Although Terence Hawkins' The Rage of Achilles is an excellent book, there's really not that much to say about it from a critical standpoint: it's essentially a faithful retelling of the ancient Homer poem The Iliad, only using the kind of graphic modern language you might hear on an HBO series, and also assuming that what Homer called "the gods talking" was likely half-delusional inner-voice wish fulfillment from these constantly drunken, injured, sick, superstitious people. As such, then, I found it great, a volume that really makes the story of the Trojan War come alive in this surprisingly contemporary way (although make no mistake, it's actually set in the ancient times of the original); but to critique the plot or characters is to critique The Iliad itself, and we already have thousands of years of opinions and analysis on that subject. An adaptation that purists are sure to find silly and troubling, but others just the thing they wished they'd had when having to take all those tests in high school on the subject, although I don't have a lot to say about the book itself, it still comes strongly recommended.

Out of 10: 8.9 ( )
1 vote jasonpettus | Dec 14, 2011 |
I saw this on LT and had such hopes for it.

Unfortunately, it is little more than a comic book caricature of how a TV-trained mind thinks the Battle of Troy was 'Really' fought. Yes, it was much more gritty and raw than most literary works present it, but there is a difference between injecting some reality and turning it into MTV history ala the Tudors or the movie Troy, albeit with more sex and violence.

* Written task a
In two sentences, what do the reviews of The Rage of Achilles say?
The rows that follow bear no relation to the reviews.

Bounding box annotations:
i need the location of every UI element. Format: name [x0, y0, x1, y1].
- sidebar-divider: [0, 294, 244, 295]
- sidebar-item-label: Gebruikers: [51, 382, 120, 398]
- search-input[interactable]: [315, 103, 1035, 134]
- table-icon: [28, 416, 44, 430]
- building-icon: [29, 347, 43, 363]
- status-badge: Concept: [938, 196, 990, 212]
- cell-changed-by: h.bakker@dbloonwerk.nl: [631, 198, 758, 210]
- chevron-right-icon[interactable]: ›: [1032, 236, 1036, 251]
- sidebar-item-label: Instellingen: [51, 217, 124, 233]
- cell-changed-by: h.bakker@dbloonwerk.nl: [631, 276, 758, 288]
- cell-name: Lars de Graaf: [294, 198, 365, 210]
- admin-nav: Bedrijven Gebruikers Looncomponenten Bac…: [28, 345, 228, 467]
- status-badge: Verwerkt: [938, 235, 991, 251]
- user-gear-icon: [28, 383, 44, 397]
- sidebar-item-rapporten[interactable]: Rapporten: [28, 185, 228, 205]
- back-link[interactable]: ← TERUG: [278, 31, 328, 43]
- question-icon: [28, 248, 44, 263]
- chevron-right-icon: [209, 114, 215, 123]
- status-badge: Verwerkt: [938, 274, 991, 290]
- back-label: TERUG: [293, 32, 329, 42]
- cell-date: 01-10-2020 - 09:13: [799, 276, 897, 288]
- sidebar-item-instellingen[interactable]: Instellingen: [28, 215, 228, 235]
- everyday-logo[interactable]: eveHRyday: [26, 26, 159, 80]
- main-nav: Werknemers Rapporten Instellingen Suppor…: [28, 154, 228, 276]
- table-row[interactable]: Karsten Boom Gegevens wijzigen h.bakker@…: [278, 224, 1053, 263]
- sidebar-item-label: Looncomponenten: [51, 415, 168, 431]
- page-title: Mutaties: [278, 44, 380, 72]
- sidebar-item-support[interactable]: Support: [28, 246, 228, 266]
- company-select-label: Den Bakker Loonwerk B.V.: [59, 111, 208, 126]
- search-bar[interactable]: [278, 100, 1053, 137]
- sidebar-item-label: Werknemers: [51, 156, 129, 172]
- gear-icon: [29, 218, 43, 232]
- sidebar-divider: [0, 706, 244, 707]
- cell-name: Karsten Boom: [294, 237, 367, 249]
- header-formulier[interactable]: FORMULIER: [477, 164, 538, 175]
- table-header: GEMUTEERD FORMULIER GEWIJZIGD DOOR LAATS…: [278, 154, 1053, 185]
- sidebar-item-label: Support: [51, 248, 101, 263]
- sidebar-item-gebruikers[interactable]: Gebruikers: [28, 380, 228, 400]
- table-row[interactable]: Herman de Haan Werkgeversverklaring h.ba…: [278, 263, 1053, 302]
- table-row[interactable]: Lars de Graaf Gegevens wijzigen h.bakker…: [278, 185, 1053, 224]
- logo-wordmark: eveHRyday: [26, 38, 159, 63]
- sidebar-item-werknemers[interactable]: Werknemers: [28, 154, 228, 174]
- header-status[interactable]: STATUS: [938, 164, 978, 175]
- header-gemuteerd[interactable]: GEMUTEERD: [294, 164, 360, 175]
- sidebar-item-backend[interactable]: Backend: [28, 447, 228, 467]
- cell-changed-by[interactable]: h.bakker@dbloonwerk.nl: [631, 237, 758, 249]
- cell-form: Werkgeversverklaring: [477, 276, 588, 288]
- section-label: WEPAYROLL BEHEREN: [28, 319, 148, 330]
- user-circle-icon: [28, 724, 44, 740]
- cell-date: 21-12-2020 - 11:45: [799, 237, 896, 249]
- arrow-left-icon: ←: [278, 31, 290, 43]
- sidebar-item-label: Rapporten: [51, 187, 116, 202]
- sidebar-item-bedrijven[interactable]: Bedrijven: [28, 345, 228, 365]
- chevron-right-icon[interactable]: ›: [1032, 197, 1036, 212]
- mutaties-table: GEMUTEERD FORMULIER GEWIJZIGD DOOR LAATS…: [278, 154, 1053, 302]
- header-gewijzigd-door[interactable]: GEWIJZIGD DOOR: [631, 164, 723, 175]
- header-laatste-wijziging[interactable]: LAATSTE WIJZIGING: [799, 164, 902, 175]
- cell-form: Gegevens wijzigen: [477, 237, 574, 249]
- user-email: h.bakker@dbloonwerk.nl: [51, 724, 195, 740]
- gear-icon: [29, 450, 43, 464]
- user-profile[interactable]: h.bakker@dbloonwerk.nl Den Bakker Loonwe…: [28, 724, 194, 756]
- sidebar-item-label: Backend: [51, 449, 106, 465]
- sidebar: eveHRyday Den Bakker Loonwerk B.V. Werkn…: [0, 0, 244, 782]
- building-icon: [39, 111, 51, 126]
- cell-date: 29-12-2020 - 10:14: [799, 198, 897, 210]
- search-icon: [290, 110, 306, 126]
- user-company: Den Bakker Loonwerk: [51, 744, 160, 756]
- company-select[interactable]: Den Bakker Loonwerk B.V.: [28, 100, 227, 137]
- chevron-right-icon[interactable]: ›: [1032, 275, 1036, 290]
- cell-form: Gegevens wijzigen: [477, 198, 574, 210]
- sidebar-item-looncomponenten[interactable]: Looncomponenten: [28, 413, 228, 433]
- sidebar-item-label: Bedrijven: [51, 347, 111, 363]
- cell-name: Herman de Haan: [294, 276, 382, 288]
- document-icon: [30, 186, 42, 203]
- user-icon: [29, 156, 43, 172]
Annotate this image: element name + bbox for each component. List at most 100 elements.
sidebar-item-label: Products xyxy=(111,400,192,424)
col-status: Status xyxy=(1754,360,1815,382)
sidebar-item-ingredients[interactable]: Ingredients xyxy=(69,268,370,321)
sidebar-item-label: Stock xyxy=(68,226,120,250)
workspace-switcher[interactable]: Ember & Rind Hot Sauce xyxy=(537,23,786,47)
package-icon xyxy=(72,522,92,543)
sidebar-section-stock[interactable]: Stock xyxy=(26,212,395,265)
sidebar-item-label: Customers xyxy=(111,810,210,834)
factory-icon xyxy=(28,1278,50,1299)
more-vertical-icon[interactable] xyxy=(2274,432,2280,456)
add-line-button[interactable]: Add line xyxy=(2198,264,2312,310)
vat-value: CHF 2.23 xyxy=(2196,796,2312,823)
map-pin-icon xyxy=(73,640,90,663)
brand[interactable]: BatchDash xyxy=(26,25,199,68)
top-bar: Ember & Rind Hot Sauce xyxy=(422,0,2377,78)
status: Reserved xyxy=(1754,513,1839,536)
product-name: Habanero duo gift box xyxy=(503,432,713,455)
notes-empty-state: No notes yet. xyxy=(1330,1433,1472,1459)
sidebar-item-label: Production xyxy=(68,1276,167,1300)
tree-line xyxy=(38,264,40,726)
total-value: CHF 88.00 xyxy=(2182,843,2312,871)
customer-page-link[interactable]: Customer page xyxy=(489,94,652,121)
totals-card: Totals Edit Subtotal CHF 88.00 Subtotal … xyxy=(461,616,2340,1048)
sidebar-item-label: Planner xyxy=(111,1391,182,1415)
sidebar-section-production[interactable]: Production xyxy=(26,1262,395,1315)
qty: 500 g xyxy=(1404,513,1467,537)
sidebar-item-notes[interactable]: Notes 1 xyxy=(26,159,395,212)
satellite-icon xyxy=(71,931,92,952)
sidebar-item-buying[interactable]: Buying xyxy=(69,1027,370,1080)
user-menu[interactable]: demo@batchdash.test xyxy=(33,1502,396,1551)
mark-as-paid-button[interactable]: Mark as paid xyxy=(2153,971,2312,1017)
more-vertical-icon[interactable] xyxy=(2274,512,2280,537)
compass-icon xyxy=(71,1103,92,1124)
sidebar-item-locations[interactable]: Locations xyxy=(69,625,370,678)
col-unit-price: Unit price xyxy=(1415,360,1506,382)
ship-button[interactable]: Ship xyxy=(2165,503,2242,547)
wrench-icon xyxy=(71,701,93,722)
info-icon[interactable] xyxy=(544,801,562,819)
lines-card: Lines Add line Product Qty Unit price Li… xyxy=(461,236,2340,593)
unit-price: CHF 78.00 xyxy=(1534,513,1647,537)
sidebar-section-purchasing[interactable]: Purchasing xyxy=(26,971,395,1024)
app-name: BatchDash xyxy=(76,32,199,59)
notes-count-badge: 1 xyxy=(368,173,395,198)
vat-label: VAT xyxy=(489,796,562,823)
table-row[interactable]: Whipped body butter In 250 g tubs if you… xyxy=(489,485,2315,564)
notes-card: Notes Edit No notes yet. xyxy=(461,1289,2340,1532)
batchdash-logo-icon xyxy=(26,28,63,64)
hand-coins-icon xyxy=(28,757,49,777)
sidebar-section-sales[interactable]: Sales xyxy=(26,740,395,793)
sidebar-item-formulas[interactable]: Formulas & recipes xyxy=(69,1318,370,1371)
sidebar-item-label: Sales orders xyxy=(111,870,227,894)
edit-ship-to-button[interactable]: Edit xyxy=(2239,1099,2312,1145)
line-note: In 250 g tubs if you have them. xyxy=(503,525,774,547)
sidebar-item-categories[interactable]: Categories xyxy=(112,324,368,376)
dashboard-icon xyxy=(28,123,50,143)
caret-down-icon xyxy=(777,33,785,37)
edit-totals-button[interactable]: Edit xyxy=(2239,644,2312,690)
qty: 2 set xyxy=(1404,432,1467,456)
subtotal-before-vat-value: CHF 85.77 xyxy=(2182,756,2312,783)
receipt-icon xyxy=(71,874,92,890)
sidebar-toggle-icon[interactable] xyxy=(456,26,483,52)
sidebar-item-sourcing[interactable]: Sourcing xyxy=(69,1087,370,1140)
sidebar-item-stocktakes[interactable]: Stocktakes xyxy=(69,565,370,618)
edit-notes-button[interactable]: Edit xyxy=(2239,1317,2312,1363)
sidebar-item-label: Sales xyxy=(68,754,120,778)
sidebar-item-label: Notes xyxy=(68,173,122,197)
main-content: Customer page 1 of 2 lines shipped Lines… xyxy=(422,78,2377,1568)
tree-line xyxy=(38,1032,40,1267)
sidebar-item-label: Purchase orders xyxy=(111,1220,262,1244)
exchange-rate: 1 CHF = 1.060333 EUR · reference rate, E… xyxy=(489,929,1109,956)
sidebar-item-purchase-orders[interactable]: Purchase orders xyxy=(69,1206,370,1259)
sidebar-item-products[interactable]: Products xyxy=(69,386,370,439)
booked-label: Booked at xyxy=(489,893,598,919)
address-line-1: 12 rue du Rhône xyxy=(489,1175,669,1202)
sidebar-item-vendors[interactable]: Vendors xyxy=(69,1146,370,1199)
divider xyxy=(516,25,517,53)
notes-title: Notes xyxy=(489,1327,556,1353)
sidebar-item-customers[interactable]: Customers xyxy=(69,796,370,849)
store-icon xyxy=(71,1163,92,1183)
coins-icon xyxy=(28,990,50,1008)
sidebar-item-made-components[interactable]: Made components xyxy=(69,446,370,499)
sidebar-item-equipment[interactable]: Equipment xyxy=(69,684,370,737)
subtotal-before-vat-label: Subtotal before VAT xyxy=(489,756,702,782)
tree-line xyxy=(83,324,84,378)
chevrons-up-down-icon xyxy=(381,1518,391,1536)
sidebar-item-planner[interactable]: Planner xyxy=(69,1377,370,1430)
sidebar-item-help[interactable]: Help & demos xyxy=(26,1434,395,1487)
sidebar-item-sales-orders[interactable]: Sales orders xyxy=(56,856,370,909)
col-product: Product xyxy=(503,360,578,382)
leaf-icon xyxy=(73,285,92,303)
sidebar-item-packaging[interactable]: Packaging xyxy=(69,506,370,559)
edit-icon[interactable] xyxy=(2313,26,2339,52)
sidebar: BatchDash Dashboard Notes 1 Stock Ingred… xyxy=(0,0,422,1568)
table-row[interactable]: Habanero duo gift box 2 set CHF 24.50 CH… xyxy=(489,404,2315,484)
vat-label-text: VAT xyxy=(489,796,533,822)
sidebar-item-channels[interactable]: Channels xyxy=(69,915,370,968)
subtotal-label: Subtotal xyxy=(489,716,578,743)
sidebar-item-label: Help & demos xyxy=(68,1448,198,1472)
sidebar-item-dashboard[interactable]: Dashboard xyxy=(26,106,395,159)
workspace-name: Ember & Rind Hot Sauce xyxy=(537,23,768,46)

* Written task b
Could you write out the rows line for line, from their very first line through the line holding "- status-badge: Concept: [938, 196, 990, 212]", inclusive?

* Answer a
One reviewer calls Terence Hawkins' The Rage of Achilles an excellent, faithful retelling of The Iliad in graphic modern language that makes the Trojan War come alive, gives it 8.9 out of 10 and strongly recommends it. Another reviewer had high hopes for it but finds it little more than a comic book caricature of how a TV-trained mind imagines the Battle of Troy was fought, grittier and rawer than most literary versions yet closer to MTV history with more sex and violence.

* Answer b
i need the location of every UI element. Format: name [x0, y0, x1, y1].
- sidebar-divider: [0, 294, 244, 295]
- sidebar-item-label: Gebruikers: [51, 382, 120, 398]
- search-input[interactable]: [315, 103, 1035, 134]
- table-icon: [28, 416, 44, 430]
- building-icon: [29, 347, 43, 363]
- status-badge: Concept: [938, 196, 990, 212]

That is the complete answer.